Skip to content

Latest commit

 

History

History
111 lines (66 loc) · 9.83 KB

File metadata and controls

111 lines (66 loc) · 9.83 KB

The JSON module

JSON serialization and deserialization in Dafny, as described in RFC 8259.

This library provides two APIs:

  • A low-level (zero-copy) API that is efficient, verified (see What is verified? below for details) and allows incremental changes (re-serialization is much faster for unchanged objects), but is more cumbersome to use. This API operates on concrete syntax trees that capture details of punctuation and blanks and represent strings using unescaped, undecoded utf-8 byte sequences.

  • A high-level API built on top of the previous one. This API is more convenient to use, but it is unverified and less efficient. It produces abstract datatype value trees that represent strings using Dafny's built-in string type.

▶ Written tasks
1 - According to the JSON module page, what does the high-level API use to represent strings?
2 - Summarize the JSON module page in two sentences.

[Records from a dataset]
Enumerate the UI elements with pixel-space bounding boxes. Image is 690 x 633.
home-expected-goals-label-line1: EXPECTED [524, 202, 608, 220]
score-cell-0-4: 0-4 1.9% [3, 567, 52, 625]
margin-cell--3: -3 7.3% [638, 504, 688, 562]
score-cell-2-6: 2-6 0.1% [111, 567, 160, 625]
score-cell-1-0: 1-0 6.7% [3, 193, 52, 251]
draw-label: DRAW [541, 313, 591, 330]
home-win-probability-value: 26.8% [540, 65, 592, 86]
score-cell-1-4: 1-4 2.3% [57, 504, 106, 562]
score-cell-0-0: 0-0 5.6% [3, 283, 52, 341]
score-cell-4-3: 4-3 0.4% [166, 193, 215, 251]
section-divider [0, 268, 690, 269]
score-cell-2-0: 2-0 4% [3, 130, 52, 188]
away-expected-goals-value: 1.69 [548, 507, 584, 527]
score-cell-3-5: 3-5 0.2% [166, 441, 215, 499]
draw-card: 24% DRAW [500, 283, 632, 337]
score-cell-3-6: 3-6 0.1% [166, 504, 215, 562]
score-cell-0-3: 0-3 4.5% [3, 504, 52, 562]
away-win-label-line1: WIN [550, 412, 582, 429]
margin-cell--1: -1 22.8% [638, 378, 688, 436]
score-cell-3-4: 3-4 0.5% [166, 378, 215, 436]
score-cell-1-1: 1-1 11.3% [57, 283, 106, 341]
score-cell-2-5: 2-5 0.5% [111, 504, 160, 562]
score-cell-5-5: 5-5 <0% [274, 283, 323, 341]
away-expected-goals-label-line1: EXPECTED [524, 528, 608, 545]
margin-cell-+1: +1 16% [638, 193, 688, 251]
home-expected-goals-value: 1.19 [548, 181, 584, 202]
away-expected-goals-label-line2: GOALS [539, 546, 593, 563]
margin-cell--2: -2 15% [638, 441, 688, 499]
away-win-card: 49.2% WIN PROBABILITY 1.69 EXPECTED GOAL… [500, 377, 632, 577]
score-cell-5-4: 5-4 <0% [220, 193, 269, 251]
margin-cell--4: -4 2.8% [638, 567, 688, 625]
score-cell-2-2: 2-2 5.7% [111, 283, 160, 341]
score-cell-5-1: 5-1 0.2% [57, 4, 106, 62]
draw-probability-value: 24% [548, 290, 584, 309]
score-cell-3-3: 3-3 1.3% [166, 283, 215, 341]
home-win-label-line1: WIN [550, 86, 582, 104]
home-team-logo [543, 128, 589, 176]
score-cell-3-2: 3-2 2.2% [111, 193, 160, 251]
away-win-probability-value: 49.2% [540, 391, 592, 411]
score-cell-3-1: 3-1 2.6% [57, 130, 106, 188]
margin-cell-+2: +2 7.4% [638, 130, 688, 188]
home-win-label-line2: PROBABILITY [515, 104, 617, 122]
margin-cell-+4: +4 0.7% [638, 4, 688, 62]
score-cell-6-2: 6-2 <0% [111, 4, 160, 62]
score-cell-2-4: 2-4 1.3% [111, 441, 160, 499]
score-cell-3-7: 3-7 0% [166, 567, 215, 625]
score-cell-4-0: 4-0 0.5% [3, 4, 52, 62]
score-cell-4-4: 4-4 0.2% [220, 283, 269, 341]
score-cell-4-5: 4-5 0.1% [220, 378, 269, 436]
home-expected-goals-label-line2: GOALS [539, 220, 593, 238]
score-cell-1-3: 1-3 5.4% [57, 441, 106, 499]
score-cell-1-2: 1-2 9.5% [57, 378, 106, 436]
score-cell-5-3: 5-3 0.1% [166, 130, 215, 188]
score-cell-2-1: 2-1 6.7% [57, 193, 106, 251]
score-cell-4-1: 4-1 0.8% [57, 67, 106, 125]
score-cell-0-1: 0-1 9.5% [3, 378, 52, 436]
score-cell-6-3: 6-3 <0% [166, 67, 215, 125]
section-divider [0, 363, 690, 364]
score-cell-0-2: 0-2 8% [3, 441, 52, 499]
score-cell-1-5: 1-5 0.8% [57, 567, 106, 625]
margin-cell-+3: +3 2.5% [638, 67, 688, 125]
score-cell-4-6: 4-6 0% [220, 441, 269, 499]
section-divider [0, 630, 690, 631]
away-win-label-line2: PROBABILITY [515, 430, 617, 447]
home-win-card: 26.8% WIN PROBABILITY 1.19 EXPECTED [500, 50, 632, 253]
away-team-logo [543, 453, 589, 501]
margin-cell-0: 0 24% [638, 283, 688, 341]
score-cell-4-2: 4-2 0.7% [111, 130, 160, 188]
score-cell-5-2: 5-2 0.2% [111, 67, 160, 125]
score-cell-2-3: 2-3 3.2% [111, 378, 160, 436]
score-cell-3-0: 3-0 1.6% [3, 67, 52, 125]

▶ Solutions by task
1 - It uses Dafny's built-in string type.

2 - The JSON module provides JSON serialization and deserialization in Dafny, as described in RFC 8259, through two APIs. The low-level API is efficient, verified and supports incremental changes but is more cumbersome to use, while the high-level API built on top of it is more convenient but unverified and less efficient.